**TASK BRIEF**
Transcribe the full listing below exactly.

=== SUPPLIED RECORDS ===

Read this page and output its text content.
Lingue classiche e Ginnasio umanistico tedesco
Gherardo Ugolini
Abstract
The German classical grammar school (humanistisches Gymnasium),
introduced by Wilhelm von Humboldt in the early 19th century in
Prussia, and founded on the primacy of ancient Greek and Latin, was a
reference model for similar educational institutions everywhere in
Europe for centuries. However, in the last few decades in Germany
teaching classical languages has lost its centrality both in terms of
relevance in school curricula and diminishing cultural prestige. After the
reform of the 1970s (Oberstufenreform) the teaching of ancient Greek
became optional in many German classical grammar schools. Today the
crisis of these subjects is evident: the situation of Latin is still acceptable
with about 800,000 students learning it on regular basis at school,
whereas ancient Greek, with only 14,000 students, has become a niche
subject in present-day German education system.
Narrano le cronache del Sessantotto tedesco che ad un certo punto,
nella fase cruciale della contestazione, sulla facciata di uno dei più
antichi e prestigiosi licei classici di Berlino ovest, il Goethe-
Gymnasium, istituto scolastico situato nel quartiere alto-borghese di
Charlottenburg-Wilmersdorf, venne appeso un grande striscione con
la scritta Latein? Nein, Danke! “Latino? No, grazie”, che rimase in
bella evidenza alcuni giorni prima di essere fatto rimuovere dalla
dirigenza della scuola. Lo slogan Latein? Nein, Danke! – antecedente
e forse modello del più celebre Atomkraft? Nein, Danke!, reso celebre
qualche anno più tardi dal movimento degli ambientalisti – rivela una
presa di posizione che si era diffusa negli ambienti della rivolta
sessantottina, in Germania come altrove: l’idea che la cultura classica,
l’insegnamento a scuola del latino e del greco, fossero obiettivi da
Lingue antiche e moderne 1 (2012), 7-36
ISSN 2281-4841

===

**FULL SOLUTION**
Read this page and output its text content.
Lingue classiche e Ginnasio umanistico tedesco
Gherardo Ugolini
Abstract
The German classical grammar school (humanistisches Gymnasium),
introduced by Wilhelm von Humboldt in the early 19th century in
Prussia, and founded on the primacy of ancient Greek and Latin, was a
reference model for similar educational institutions everywhere in
Europe for centuries. However, in the last few decades in Germany
teaching classical languages has lost its centrality both in terms of
relevance in school curricula and diminishing cultural prestige. After the
reform of the 1970s (Oberstufenreform) the teaching of ancient Greek
became optional in many German classical grammar schools. Today the
crisis of these subjects is evident: the situation of Latin is still acceptable
with about 800,000 students learning it on regular basis at school,
whereas ancient Greek, with only 14,000 students, has become a niche
subject in present-day German education system.
Narrano le cronache del Sessantotto tedesco che ad un certo punto,
nella fase cruciale della contestazione, sulla facciata di uno dei più
antichi e prestigiosi licei classici di Berlino ovest, il Goethe-
Gymnasium, istituto scolastico situato nel quartiere alto-borghese di
Charlottenburg-Wilmersdorf, venne appeso un grande striscione con
la scritta Latein? Nein, Danke! “Latino? No, grazie”, che rimase in
bella evidenza alcuni giorni prima di essere fatto rimuovere dalla
dirigenza della scuola. Lo slogan Latein? Nein, Danke! – antecedente
e forse modello del più celebre Atomkraft? Nein, Danke!, reso celebre
qualche anno più tardi dal movimento degli ambientalisti – rivela una
presa di posizione che si era diffusa negli ambienti della rivolta
sessantottina, in Germania come altrove: l’idea che la cultura classica,
l’insegnamento a scuola del latino e del greco, fossero obiettivi da
Lingue antiche e moderne 1 (2012), 7-36
ISSN 2281-4841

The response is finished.